◆ **Required task**
Quote every line of the material beneath this one.

[START Exercise material]

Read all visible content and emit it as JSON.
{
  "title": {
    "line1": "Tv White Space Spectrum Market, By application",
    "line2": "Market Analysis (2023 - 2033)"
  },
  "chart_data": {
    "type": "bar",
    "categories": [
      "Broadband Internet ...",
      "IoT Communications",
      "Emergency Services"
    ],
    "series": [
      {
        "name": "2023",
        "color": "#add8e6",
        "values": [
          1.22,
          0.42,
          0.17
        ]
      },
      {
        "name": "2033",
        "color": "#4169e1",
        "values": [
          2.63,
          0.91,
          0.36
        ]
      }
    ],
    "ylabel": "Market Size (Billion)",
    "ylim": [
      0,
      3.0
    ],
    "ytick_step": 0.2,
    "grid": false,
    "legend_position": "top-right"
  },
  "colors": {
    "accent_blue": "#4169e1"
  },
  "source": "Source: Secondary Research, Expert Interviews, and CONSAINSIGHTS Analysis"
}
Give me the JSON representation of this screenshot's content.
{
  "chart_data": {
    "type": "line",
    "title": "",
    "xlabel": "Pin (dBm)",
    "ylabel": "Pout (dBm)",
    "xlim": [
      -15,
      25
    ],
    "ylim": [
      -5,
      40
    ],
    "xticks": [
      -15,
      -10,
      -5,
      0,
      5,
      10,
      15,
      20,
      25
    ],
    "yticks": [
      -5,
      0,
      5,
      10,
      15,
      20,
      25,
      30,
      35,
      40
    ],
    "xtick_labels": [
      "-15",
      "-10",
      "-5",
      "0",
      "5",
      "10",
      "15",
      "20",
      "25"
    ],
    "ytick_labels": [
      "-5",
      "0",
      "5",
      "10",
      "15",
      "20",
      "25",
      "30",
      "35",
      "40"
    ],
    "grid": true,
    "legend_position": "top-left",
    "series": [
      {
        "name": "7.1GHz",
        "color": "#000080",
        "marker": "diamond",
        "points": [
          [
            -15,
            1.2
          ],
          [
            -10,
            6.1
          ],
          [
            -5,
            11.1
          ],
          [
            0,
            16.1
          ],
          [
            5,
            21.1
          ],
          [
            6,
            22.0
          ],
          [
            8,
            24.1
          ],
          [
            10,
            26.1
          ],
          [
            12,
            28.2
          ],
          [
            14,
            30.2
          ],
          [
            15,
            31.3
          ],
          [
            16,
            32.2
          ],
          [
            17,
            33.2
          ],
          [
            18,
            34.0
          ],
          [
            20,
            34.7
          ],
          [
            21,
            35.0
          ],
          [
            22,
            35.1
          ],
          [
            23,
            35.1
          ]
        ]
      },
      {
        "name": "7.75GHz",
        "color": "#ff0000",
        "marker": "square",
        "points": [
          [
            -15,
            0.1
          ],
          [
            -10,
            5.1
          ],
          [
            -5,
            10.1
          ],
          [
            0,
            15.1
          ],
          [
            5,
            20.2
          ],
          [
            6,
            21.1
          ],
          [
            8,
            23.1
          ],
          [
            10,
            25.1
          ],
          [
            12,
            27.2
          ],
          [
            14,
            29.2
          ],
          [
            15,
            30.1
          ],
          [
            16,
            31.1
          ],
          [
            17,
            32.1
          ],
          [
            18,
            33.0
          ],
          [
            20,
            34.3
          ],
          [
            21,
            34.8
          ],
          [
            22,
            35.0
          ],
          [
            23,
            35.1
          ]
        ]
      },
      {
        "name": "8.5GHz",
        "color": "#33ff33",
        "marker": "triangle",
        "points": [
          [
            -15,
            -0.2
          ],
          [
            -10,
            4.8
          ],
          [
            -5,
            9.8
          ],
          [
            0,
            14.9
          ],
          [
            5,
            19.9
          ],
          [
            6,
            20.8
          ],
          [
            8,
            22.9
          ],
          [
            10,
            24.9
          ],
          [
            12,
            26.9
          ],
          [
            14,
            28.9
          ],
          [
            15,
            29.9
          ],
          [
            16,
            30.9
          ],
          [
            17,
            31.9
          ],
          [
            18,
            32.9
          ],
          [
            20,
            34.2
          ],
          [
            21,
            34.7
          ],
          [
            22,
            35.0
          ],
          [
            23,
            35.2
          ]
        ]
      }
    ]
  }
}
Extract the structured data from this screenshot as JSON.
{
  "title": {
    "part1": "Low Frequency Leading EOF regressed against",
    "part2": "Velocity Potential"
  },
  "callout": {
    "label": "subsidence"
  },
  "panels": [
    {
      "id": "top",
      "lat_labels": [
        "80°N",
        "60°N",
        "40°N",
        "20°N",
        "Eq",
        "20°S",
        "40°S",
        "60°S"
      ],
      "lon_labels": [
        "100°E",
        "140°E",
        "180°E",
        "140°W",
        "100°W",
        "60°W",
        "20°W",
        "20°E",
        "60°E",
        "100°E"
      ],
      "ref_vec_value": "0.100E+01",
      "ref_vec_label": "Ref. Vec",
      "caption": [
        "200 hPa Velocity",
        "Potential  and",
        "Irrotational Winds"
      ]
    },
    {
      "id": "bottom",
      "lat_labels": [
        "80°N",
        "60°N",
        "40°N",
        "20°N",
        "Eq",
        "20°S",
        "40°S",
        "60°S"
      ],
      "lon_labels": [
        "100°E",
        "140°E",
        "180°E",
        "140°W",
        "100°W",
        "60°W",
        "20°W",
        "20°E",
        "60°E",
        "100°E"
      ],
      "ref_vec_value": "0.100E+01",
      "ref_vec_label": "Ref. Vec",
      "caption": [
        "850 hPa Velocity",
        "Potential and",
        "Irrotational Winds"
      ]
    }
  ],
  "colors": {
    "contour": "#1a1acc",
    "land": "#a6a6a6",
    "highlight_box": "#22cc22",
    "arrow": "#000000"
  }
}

[END Exercise material]

◆ **Output for this task**
Read all visible content and emit it as JSON.
{
  "title": {
    "line1": "Tv White Space Spectrum Market, By application",
    "line2": "Market Analysis (2023 - 2033)"
  },
  "chart_data": {
    "type": "bar",
    "categories": [
      "Broadband Internet ...",
      "IoT Communications",
      "Emergency Services"
    ],
    "series": [
      {
        "name": "2023",
        "color": "#add8e6",
        "values": [
          1.22,
          0.42,
          0.17
        ]
      },
      {
        "name": "2033",
        "color": "#4169e1",
        "values": [
          2.63,
          0.91,
          0.36
        ]
      }
    ],
    "ylabel": "Market Size (Billion)",
    "ylim": [
      0,
      3.0
    ],
    "ytick_step": 0.2,
    "grid": false,
    "legend_position": "top-right"
  },
  "colors": {
    "accent_blue": "#4169e1"
  },
  "source": "Source: Secondary Research, Expert Interviews, and CONSAINSIGHTS Analysis"
}
Give me the JSON representation of this screenshot's content.
{
  "chart_data": {
    "type": "line",
    "title": "",
    "xlabel": "Pin (dBm)",
    "ylabel": "Pout (dBm)",
    "xlim": [
      -15,
      25
    ],
    "ylim": [
      -5,
      40
    ],
    "xticks": [
      -15,
      -10,
      -5,
      0,
      5,
      10,
      15,
      20,
      25
    ],
    "yticks": [
      -5,
      0,
      5,
      10,
      15,
      20,
      25,
      30,
      35,
      40
    ],
    "xtick_labels": [
      "-15",
      "-10",
      "-5",
      "0",
      "5",
      "10",
      "15",
      "20",
      "25"
    ],
    "ytick_labels": [
      "-5",
      "0",
      "5",
      "10",
      "15",
      "20",
      "25",
      "30",
      "35",
      "40"
    ],
    "grid": true,
    "legend_position": "top-left",
    "series": [
      {
        "name": "7.1GHz",
        "color": "#000080",
        "marker": "diamond",
        "points": [
          [
            -15,
            1.2
          ],
          [
            -10,
            6.1
          ],
          [
            -5,
            11.1
          ],
          [
            0,
            16.1
          ],
          [
            5,
            21.1
          ],
          [
            6,
            22.0
          ],
          [
            8,
            24.1
          ],
          [
            10,
            26.1
          ],
          [
            12,
            28.2
          ],
          [
            14,
            30.2
          ],
          [
            15,
            31.3
          ],
          [
            16,
            32.2
          ],
          [
            17,
            33.2
          ],
          [
            18,
            34.0
          ],
          [
            20,
            34.7
          ],
          [
            21,
            35.0
          ],
          [
            22,
            35.1
          ],
          [
            23,
            35.1
          ]
        ]
      },
      {
        "name": "7.75GHz",
        "color": "#ff0000",
        "marker": "square",
        "points": [
          [
            -15,
            0.1
          ],
          [
            -10,
            5.1
          ],
          [
            -5,
            10.1
          ],
          [
            0,
            15.1
          ],
          [
            5,
            20.2
          ],
          [
            6,
            21.1
          ],
          [
            8,
            23.1
          ],
          [
            10,
            25.1
          ],
          [
            12,
            27.2
          ],
          [
            14,
            29.2
          ],
          [
            15,
            30.1
          ],
          [
            16,
            31.1
          ],
          [
            17,
            32.1
          ],
          [
            18,
            33.0
          ],
          [
            20,
            34.3
          ],
          [
            21,
            34.8
          ],
          [
            22,
            35.0
          ],
          [
            23,
            35.1
          ]
        ]
      },
      {
        "name": "8.5GHz",
        "color": "#33ff33",
        "marker": "triangle",
        "points": [
          [
            -15,
            -0.2
          ],
          [
            -10,
            4.8
          ],
          [
            -5,
            9.8
          ],
          [
            0,
            14.9
          ],
          [
            5,
            19.9
          ],
          [
            6,
            20.8
          ],
          [
            8,
            22.9
          ],
          [
            10,
            24.9
          ],
          [
            12,
            26.9
          ],
          [
            14,
            28.9
          ],
          [
            15,
            29.9
          ],
          [
            16,
            30.9
          ],
          [
            17,
            31.9
          ],
          [
            18,
            32.9
          ],
          [
            20,
            34.2
          ],
          [
            21,
            34.7
          ],
          [
            22,
            35.0
          ],
          [
            23,
            35.2
          ]
        ]
      }
    ]
  }
}
Extract the structured data from this screenshot as JSON.
{
  "title": {
    "part1": "Low Frequency Leading EOF regressed against",
    "part2": "Velocity Potential"
  },
  "callout": {
    "label": "subsidence"
  },
  "panels": [
    {
      "id": "top",
      "lat_labels": [
        "80°N",
        "60°N",
        "40°N",
        "20°N",
        "Eq",
        "20°S",
        "40°S",
        "60°S"
      ],
      "lon_labels": [
        "100°E",
        "140°E",
        "180°E",
        "140°W",
        "100°W",
        "60°W",
        "20°W",
        "20°E",
        "60°E",
        "100°E"
      ],
      "ref_vec_value": "0.100E+01",
      "ref_vec_label": "Ref. Vec",
      "caption": [
        "200 hPa Velocity",
        "Potential  and",
        "Irrotational Winds"
      ]
    },
    {
      "id": "bottom",
      "lat_labels": [
        "80°N",
        "60°N",
        "40°N",
        "20°N",
        "Eq",
        "20°S",
        "40°S",
        "60°S"
      ],
      "lon_labels": [
        "100°E",
        "140°E",
        "180°E",
        "140°W",
        "100°W",
        "60°W",
        "20°W",
        "20°E",
        "60°E",
        "100°E"
      ],
      "ref_vec_value": "0.100E+01",
      "ref_vec_label": "Ref. Vec",
      "caption": [
        "850 hPa Velocity",
        "Potential and",
        "Irrotational Winds"
      ]
    }
  ],
  "colors": {
    "contour": "#1a1acc",
    "land": "#a6a6a6",
    "highlight_box": "#22cc22",
    "arrow": "#000000"
  }
}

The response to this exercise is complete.